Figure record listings
⟨

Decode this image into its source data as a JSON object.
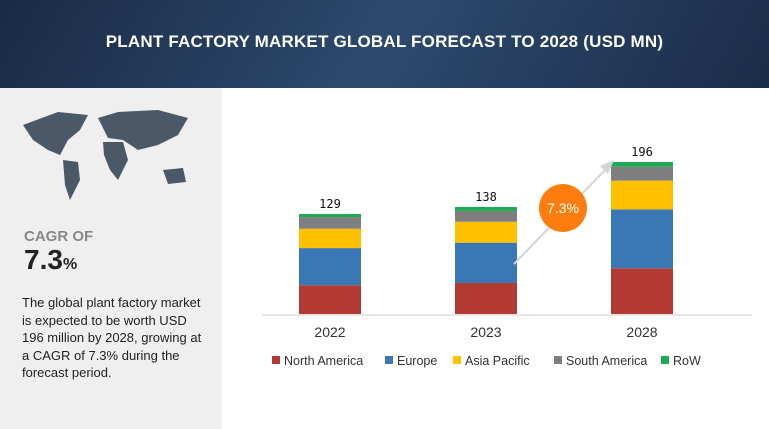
{
  "title": "PLANT FACTORY MARKET GLOBAL FORECAST TO 2028 (USD MN)",
  "left_panel": {
    "cagr_label": "CAGR OF",
    "cagr_value": "7.3",
    "cagr_unit": "%",
    "description": "The global plant factory market is expected to be worth USD 196 million by 2028, growing at a CAGR of 7.3% during the forecast period."
  },
  "chart_data": {
    "type": "bar",
    "stacked": true,
    "categories": [
      "2022",
      "2023",
      "2028"
    ],
    "totals": [
      "129",
      "138",
      "196"
    ],
    "series": [
      {
        "name": "North America",
        "color": "#b33a32",
        "values": [
          37,
          40,
          59
        ]
      },
      {
        "name": "Europe",
        "color": "#3a77b5",
        "values": [
          48,
          52,
          76
        ]
      },
      {
        "name": "Asia Pacific",
        "color": "#ffc000",
        "values": [
          25,
          27,
          37
        ]
      },
      {
        "name": "South America",
        "color": "#7f7f7f",
        "values": [
          15,
          14,
          18
        ]
      },
      {
        "name": "RoW",
        "color": "#1aab54",
        "values": [
          4,
          5,
          6
        ]
      }
    ],
    "annotation": "7.3%",
    "annotation_color": "#fd7e0f",
    "legend": "bottom",
    "grid": false
  }
}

⟩

What you are asked to do: Lines that hold the word "America" are the ones to return, every one of them.

Answer to this exercise:
        "name": "North America",
        "name": "South America",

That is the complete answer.